▶ _WHAT IS BEING ASKED_: Pictures within the data are to be left out; everything else must be reproduced exactly.

Data entries:
▶

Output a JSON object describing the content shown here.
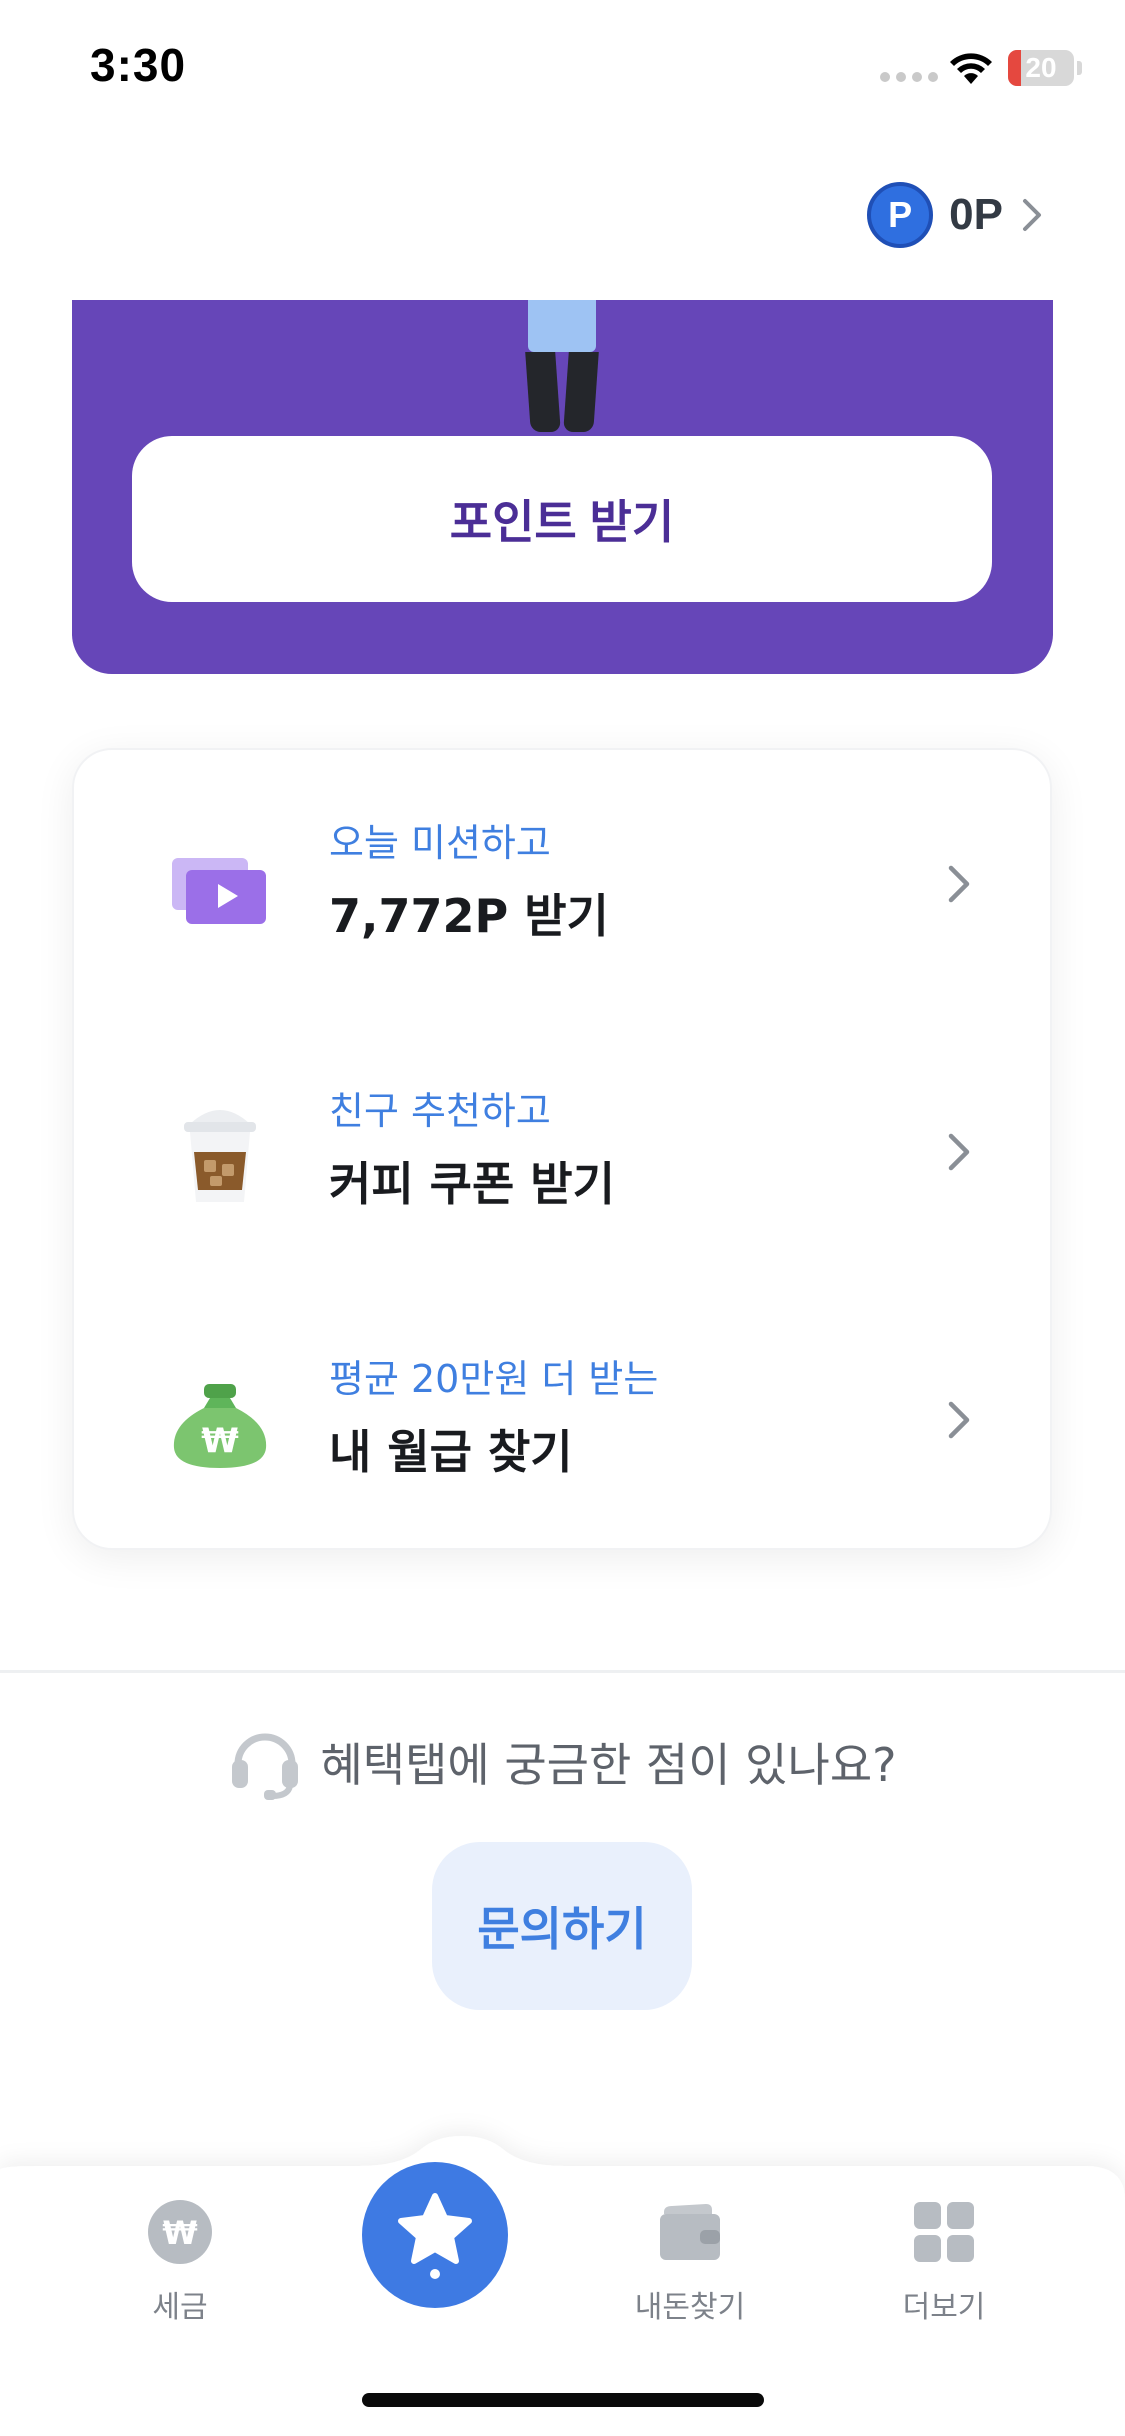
{
  "status_bar": {
    "time": "3:30",
    "battery": "20",
    "battery_level": 0.2
  },
  "header": {
    "point_badge": "P",
    "point_amount": "0P"
  },
  "banner": {
    "button_label": "포인트 받기"
  },
  "missions": [
    {
      "subtitle": "오늘 미션하고",
      "title": "7,772P 받기",
      "icon": "video-play-icon"
    },
    {
      "subtitle": "친구 추천하고",
      "title": "커피 쿠폰 받기",
      "icon": "iced-coffee-icon"
    },
    {
      "subtitle": "평균 20만원 더 받는",
      "title": "내 월급 찾기",
      "icon": "money-bag-icon"
    }
  ],
  "help": {
    "question": "혜택탭에 궁금한 점이 있나요?",
    "button_label": "문의하기"
  },
  "bottom_nav": {
    "items": [
      {
        "label": "세금",
        "icon": "won-coin-icon"
      },
      {
        "label": "",
        "icon": "star-icon",
        "active": true
      },
      {
        "label": "내돈찾기",
        "icon": "wallet-icon"
      },
      {
        "label": "더보기",
        "icon": "grid-icon"
      }
    ]
  },
  "colors": {
    "banner_purple": "#6646b8",
    "accent_blue": "#3e7ae3",
    "subtitle_blue": "#3f7fe0",
    "inquiry_bg": "#e9f0fc"
  }
}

◀

▶ _EXERCISE ANSWER_:
Output a JSON object describing the content shown here.
{
  "status_bar": {
    "time": "3:30",
    "battery": "20",
    "battery_level": 0.2
  },
  "header": {
    "point_badge": "P",
    "point_amount": "0P"
  },
  "banner": {
    "button_label": "포인트 받기"
  },
  "missions": [
    {
      "subtitle": "오늘 미션하고",
      "title": "7,772P 받기",
      "icon": "video-play-icon"
    },
    {
      "subtitle": "친구 추천하고",
      "title": "커피 쿠폰 받기",
      "icon": "iced-coffee-icon"
    },
    {
      "subtitle": "평균 20만원 더 받는",
      "title": "내 월급 찾기",
      "icon": "money-bag-icon"
    }
  ],
  "help": {
    "question": "혜택탭에 궁금한 점이 있나요?",
    "button_label": "문의하기"
  },
  "bottom_nav": {
    "items": [
      {
        "label": "세금",
        "icon": "won-coin-icon"
      },
      {
        "label": "",
        "icon": "star-icon",
        "active": true
      },
      {
        "label": "내돈찾기",
        "icon": "wallet-icon"
      },
      {
        "label": "더보기",
        "icon": "grid-icon"
      }
    ]
  },
  "colors": {
    "banner_purple": "#6646b8",
    "accent_blue": "#3e7ae3",
    "subtitle_blue": "#3f7fe0",
    "inquiry_bg": "#e9f0fc"
  }
}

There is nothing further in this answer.